**DIRECTIVE**
Check every line below for the word "斗破苍穹" and show those that hold it.

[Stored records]

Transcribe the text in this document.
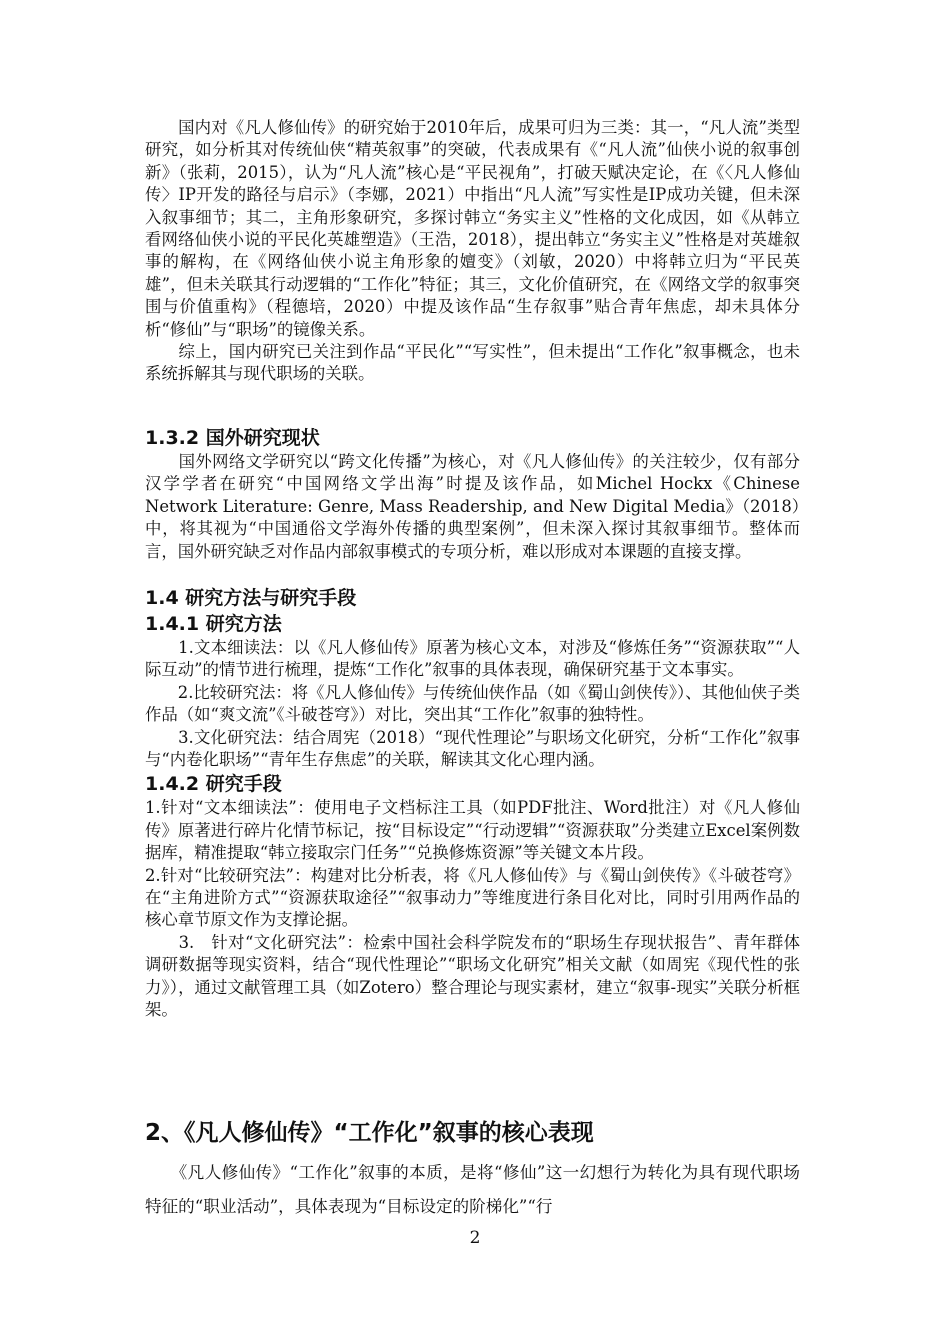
　　国内对《凡人修仙传》的研究始于2010年后，成果可归为三类：其一，“凡人流”类型研究，如分析其对传统仙侠“精英叙事”的突破，代表成果有《“凡人流”仙侠小说的叙事创新》（张莉，2015），认为“凡人流”核心是“平民视角”，打破天赋决定论，在《〈凡人修仙传〉IP开发的路径与启示》（李娜，2021）中指出“凡人流”写实性是IP成功关键，但未深入叙事细节；其二，主角形象研究，多探讨韩立“务实主义”性格的文化成因，如《从韩立看网络仙侠小说的平民化英雄塑造》（王浩，2018），提出韩立“务实主义”性格是对英雄叙事的解构，在《网络仙侠小说主角形象的嬗变》（刘敏，2020）中将韩立归为“平民英雄”，但未关联其行动逻辑的“工作化”特征；其三，文化价值研究，在《网络文学的叙事突围与价值重构》（程德培，2020）中提及该作品“生存叙事”贴合青年焦虑，却未具体分析“修仙”与“职场”的镜像关系。

　　综上，国内研究已关注到作品“平民化”“写实性”，但未提出“工作化”叙事概念，也未系统拆解其与现代职场的关联。

1.3.2 国外研究现状

　　国外网络文学研究以“跨文化传播”为核心，对《凡人修仙传》的关注较少，仅有部分汉学学者在研究“中国网络文学出海”时提及该作品，如Michel Hockx《Chinese Network Literature: Genre, Mass Readership, and New Digital Media》（2018）中，将其视为“中国通俗文学海外传播的典型案例”，但未深入探讨其叙事细节。整体而言，国外研究缺乏对作品内部叙事模式的专项分析，难以形成对本课题的直接支撑。

1.4 研究方法与研究手段
1.4.1 研究方法

　　1.文本细读法：以《凡人修仙传》原著为核心文本，对涉及“修炼任务”“资源获取”“人际互动”的情节进行梳理，提炼“工作化”叙事的具体表现，确保研究基于文本事实。

　　2.比较研究法：将《凡人修仙传》与传统仙侠作品（如《蜀山剑侠传》）、其他仙侠子类作品（如“爽文流”《斗破苍穹》）对比，突出其“工作化”叙事的独特性。

　　3.文化研究法：结合周宪（2018）“现代性理论”与职场文化研究，分析“工作化”叙事与“内卷化职场”“青年生存焦虑”的关联，解读其文化心理内涵。

1.4.2 研究手段

1.针对“文本细读法”：使用电子文档标注工具（如PDF批注、Word批注）对《凡人修仙传》原著进行碎片化情节标记，按“目标设定”“行动逻辑”“资源获取”分类建立Excel案例数据库，精准提取“韩立接取宗门任务”“兑换修炼资源”等关键文本片段。

2.针对“比较研究法”：构建对比分析表，将《凡人修仙传》与《蜀山剑侠传》《斗破苍穹》在“主角进阶方式”“资源获取途径”“叙事动力”等维度进行条目化对比，同时引用两作品的核心章节原文作为支撑论据。

　　3.　针对“文化研究法”：检索中国社会科学院发布的“职场生存现状报告”、青年群体调研数据等现实资料，结合“现代性理论”“职场文化研究”相关文献（如周宪《现代性的张力》），通过文献管理工具（如Zotero）整合理论与现实素材，建立“叙事-现实”关联分析框架。

2、《凡人修仙传》“工作化”叙事的核心表现

　　《凡人修仙传》“工作化”叙事的本质，是将“修仙”这一幻想行为转化为具有现代职场特征的“职业活动”，具体表现为“目标设定的阶梯化”“行

2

**SOLUTION FOR THIS PROBLEM**
　　2.比较研究法：将《凡人修仙传》与传统仙侠作品（如《蜀山剑侠传》）、其他仙侠子类作品（如“爽文流”《斗破苍穹》）对比，突出其“工作化”叙事的独特性。
2.针对“比较研究法”：构建对比分析表，将《凡人修仙传》与《蜀山剑侠传》《斗破苍穹》在“主角进阶方式”“资源获取途径”“叙事动力”等维度进行条目化对比，同时引用两作品的核心章节原文作为支撑论据。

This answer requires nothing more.